### Consignes
• 1. Recopiez le passage du texte sur les ressources J3P en commençant par « Le travail de » et en allant jusqu'à « développeurs J3P (exemple). ».
• 2. D'après le texte sur les ressources J3P, combien de lignes les développeurs J3P doivent-ils encore produire pour obtenir la ressource grâce à l'outil mis à leur disposition ?

### Texte de l'exercice

+++

Le travail de programmation Javascript restant malgré tout conséquent, j’en ai reporté une grande partie dans un outil mis à disposition des développeurs J3P. Et à l’arrivée, il ne leur reste plus qu’une cinquantaine de lignes à produire pour obtenir la ressource J3P, ce que j’illustre ici (voir lien vers le programme Javascript) avec la version numérique du QCM sur la distance entre deux points. Je ne commenterai ce programme que dans l’annexe. A ce stade, je me bornerai à signaler :
- qu’il suffit d’adapter de façon cosmétique ce code d’une cinquantaine de lignes pour pouvoir traiter les autres exemples de QCMs.
- qu’en règle générale les ressources disponibles dans LaboMep font au minimum quelques centaines de lignes de code (donc gros travail de codage), y compris dans les didacticiels de formation des développeurs J3P (exemple).
D) Plusieurs variantes de l’exemple « distance entre deux points »
Voici un exemple d’exécution de la version « saisie numérique », dont le code a été fourni dans la section précédente :
On peut constater que l’exercice consiste à demander 3 fois la distance entre deux points (qui changent à chaque fois), que l’élève vient de répondre correctement à la seconde question, mais qu’il s’est trompé pour la première puisque son score total vaut 1 (0+1). Un clic sur le bouton « Suite » permet ici de passer à la troisième question.

+++

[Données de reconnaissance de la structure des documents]
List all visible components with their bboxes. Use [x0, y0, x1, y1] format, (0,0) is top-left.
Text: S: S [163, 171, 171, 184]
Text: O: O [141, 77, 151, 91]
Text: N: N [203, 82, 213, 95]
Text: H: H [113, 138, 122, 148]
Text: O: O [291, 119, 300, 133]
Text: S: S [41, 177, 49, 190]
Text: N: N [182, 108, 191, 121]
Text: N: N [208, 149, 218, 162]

+++

### Réponses aux consignes
• 1.
Le travail de programmation Javascript restant malgré tout conséquent, j’en ai reporté une grande partie dans un outil mis à disposition des développeurs J3P. Et à l’arrivée, il ne leur reste plus qu’une cinquantaine de lignes à produire pour obtenir la ressource J3P, ce que j’illustre ici (voir lien vers le programme Javascript) avec la version numérique du QCM sur la distance entre deux points. Je ne commenterai ce programme que dans l’annexe. A ce stade, je me bornerai à signaler :
- qu’il suffit d’adapter de façon cosmétique ce code d’une cinquantaine de lignes pour pouvoir traiter les autres exemples de QCMs.
- qu’en règle générale les ressources disponibles dans LaboMep font au minimum quelques centaines de lignes de code (donc gros travail de codage), y compris dans les didacticiels de formation des développeurs J3P (exemple).

• 2. Il ne leur reste plus qu'une cinquantaine de lignes à produire.